____ Data

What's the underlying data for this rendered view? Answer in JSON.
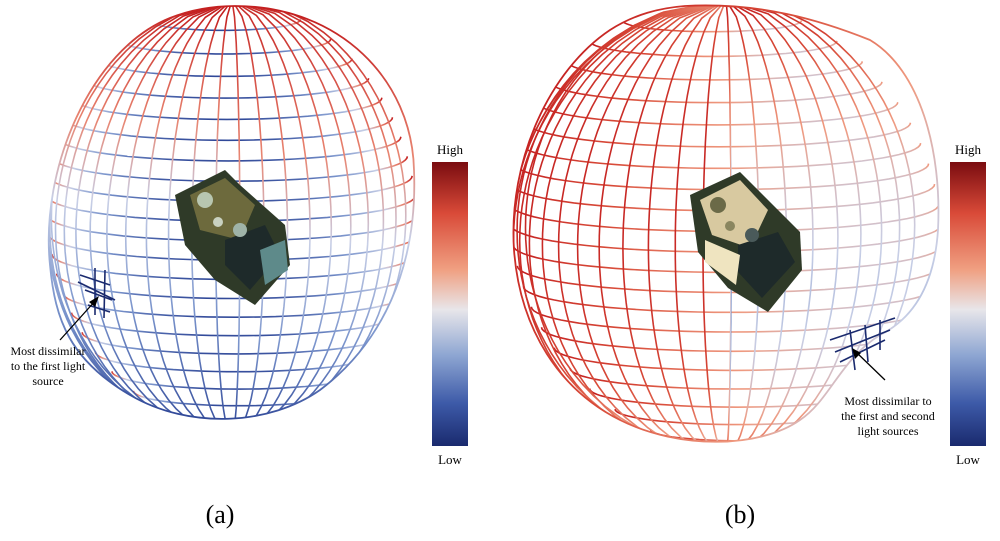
{
  "panels": [
    {
      "caption": "(a)",
      "annotation": [
        "Most dissimilar",
        "to the first light",
        "source"
      ],
      "colorbar": {
        "high": "High",
        "low": "Low"
      }
    },
    {
      "caption": "(b)",
      "annotation": [
        "Most dissimilar to",
        "the first and second",
        "light sources"
      ],
      "colorbar": {
        "high": "High",
        "low": "Low"
      }
    }
  ],
  "colormap": [
    "#1a2a6e",
    "#3d5aa8",
    "#8ea6d2",
    "#e8e6ea",
    "#f0a082",
    "#d94a38",
    "#7a0c10"
  ],
  "icons": {
    "object": "metal-part-render",
    "arrow": "arrow-icon"
  }
}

________

The request: Reproduce every entry word for word, but skip any pictures.

Result of the task:
What's the underlying data for this rendered view? Answer in JSON.
{
  "panels": [
    {
      "caption": "(a)",
      "annotation": [
        "Most dissimilar",
        "to the first light",
        "source"
      ],
      "colorbar": {
        "high": "High",
        "low": "Low"
      }
    },
    {
      "caption": "(b)",
      "annotation": [
        "Most dissimilar to",
        "the first and second",
        "light sources"
      ],
      "colorbar": {
        "high": "High",
        "low": "Low"
      }
    }
  ],
  "colormap": [
    "#1a2a6e",
    "#3d5aa8",
    "#8ea6d2",
    "#e8e6ea",
    "#f0a082",
    "#d94a38",
    "#7a0c10"
  ],
  "icons": {
    "object": "metal-part-render",
    "arrow": "arrow-icon"
  }
}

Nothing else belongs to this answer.